Aim of the task |
In the entries below, find the lines that contain the word "title" and copy them.

┌──

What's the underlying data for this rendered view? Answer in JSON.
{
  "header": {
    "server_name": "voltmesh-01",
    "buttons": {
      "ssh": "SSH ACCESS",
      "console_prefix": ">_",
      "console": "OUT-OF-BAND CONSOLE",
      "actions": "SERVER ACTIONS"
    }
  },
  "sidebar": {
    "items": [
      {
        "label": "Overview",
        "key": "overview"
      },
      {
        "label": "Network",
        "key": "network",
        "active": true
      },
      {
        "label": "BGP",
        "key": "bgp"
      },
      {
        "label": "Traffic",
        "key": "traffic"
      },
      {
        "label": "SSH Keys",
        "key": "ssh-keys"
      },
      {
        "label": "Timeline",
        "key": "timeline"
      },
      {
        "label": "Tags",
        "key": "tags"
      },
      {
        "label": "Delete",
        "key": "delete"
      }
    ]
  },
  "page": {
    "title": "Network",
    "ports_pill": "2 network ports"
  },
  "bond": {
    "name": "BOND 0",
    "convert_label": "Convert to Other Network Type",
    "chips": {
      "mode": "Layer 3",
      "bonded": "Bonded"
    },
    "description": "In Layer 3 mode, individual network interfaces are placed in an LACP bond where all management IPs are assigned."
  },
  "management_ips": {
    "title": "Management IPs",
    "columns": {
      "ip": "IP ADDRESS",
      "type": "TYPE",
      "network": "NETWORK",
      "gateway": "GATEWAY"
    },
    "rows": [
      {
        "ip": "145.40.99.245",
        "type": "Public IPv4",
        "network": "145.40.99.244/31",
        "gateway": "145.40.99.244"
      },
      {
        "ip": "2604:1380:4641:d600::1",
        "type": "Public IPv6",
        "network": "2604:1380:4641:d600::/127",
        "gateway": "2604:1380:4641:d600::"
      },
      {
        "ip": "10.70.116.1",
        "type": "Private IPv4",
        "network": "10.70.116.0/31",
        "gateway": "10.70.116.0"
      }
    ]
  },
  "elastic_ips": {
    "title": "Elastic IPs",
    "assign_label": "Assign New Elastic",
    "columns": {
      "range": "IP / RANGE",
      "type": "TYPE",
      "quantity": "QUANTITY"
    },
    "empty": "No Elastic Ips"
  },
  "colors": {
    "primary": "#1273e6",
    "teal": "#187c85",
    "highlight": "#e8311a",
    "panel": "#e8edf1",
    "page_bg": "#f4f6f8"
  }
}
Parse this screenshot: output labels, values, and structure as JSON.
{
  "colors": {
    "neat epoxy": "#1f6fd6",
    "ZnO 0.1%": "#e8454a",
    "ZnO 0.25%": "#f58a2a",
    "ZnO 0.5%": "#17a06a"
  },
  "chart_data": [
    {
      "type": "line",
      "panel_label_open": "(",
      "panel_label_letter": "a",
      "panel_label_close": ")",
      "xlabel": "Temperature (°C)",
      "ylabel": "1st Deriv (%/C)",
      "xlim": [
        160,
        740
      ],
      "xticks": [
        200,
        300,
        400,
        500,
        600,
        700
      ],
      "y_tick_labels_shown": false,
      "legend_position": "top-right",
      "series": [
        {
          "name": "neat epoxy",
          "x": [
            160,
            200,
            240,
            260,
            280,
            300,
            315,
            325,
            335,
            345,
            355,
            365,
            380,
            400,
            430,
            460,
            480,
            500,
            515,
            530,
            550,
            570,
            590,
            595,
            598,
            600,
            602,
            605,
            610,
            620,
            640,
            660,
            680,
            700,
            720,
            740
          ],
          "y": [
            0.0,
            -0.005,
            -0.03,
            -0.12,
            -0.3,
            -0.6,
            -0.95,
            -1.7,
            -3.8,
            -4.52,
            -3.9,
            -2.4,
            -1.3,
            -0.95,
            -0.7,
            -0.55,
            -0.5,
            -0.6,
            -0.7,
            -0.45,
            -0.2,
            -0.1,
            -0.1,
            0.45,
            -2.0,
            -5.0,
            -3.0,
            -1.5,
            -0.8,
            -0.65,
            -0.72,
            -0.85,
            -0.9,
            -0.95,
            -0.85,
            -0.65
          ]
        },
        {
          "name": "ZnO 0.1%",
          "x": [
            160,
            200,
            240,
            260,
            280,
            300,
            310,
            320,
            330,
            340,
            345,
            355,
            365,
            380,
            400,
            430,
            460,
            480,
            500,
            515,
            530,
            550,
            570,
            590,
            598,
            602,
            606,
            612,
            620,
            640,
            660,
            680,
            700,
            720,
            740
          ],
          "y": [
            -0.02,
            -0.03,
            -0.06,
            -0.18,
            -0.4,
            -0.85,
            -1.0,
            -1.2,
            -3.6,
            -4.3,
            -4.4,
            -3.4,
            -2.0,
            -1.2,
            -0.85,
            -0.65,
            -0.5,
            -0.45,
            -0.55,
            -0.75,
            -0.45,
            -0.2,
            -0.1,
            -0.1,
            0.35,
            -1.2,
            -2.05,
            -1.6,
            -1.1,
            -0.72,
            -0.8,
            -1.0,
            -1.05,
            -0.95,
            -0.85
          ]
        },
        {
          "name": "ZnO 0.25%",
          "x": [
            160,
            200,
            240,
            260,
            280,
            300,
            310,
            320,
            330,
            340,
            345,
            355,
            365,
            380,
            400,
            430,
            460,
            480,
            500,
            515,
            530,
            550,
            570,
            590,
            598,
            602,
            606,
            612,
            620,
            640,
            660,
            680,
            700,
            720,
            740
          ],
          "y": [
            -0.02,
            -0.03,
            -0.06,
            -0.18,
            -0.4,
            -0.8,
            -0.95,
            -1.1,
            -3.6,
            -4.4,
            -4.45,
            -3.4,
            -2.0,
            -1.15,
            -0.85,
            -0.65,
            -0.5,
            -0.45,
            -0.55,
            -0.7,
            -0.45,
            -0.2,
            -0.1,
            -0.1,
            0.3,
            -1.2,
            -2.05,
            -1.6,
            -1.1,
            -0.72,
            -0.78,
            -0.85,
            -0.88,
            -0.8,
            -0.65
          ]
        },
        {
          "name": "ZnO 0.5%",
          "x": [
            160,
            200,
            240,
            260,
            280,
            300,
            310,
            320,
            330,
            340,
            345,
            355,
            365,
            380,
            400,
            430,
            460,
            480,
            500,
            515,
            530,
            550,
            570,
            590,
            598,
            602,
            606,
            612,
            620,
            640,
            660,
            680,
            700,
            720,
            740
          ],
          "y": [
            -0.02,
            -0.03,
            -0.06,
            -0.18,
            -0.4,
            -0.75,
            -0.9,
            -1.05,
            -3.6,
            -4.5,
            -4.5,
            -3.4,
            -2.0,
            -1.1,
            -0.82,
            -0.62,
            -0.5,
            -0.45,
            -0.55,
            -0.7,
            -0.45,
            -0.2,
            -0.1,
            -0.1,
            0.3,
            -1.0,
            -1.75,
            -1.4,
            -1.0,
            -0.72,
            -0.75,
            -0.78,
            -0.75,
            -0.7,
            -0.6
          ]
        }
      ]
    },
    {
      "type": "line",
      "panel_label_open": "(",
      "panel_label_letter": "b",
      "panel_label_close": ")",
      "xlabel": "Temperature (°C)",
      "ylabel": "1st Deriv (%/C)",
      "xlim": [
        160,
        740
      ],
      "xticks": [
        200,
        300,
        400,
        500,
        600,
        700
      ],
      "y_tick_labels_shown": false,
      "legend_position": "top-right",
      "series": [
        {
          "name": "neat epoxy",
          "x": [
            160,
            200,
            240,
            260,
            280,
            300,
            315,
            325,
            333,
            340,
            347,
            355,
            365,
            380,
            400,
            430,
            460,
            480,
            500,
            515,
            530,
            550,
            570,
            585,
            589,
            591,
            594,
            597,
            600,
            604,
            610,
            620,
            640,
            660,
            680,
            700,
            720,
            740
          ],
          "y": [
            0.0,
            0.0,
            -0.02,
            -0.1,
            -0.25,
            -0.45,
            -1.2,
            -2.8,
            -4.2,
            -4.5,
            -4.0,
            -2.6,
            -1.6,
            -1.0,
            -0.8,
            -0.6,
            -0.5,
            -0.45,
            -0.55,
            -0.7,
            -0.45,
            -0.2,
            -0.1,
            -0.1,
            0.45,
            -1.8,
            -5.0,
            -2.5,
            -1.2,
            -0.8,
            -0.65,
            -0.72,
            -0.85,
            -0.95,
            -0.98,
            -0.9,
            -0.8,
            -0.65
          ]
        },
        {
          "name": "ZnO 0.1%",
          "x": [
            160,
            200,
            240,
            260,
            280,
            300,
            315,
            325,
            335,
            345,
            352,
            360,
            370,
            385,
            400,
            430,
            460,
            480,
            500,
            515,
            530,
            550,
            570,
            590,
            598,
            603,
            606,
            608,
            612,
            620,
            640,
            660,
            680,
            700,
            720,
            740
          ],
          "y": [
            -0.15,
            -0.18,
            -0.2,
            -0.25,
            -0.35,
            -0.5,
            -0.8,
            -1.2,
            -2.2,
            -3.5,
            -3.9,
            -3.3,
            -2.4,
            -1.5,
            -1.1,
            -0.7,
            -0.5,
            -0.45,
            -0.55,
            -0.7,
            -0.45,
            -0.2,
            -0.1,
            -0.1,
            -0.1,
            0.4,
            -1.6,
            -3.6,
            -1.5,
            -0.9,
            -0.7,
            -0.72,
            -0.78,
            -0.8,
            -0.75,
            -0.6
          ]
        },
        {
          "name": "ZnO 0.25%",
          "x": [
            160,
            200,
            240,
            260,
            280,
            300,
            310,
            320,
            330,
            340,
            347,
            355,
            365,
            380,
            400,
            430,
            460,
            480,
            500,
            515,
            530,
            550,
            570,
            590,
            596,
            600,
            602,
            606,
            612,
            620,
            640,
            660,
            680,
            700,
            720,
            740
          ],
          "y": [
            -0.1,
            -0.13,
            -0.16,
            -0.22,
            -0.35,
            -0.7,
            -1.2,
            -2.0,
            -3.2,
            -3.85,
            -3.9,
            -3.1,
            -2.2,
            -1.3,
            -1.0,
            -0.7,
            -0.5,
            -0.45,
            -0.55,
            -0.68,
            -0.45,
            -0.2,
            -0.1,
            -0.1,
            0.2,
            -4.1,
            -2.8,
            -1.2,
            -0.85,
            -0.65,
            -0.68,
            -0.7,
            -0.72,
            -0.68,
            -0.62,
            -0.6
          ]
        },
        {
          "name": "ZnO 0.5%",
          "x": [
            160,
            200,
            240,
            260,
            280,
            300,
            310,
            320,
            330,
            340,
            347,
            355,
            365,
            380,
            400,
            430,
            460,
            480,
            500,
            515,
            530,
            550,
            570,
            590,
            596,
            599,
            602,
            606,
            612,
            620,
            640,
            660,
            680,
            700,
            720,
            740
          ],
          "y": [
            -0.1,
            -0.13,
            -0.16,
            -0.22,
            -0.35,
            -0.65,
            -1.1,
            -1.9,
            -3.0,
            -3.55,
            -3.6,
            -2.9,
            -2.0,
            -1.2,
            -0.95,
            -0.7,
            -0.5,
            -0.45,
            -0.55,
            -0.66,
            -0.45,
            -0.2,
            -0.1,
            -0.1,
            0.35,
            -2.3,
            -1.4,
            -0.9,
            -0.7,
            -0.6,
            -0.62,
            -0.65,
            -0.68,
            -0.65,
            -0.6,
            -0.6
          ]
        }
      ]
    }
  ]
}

└──

Result of this task |
    "title": "Network",
    "title": "Management IPs",
    "title": "Elastic IPs",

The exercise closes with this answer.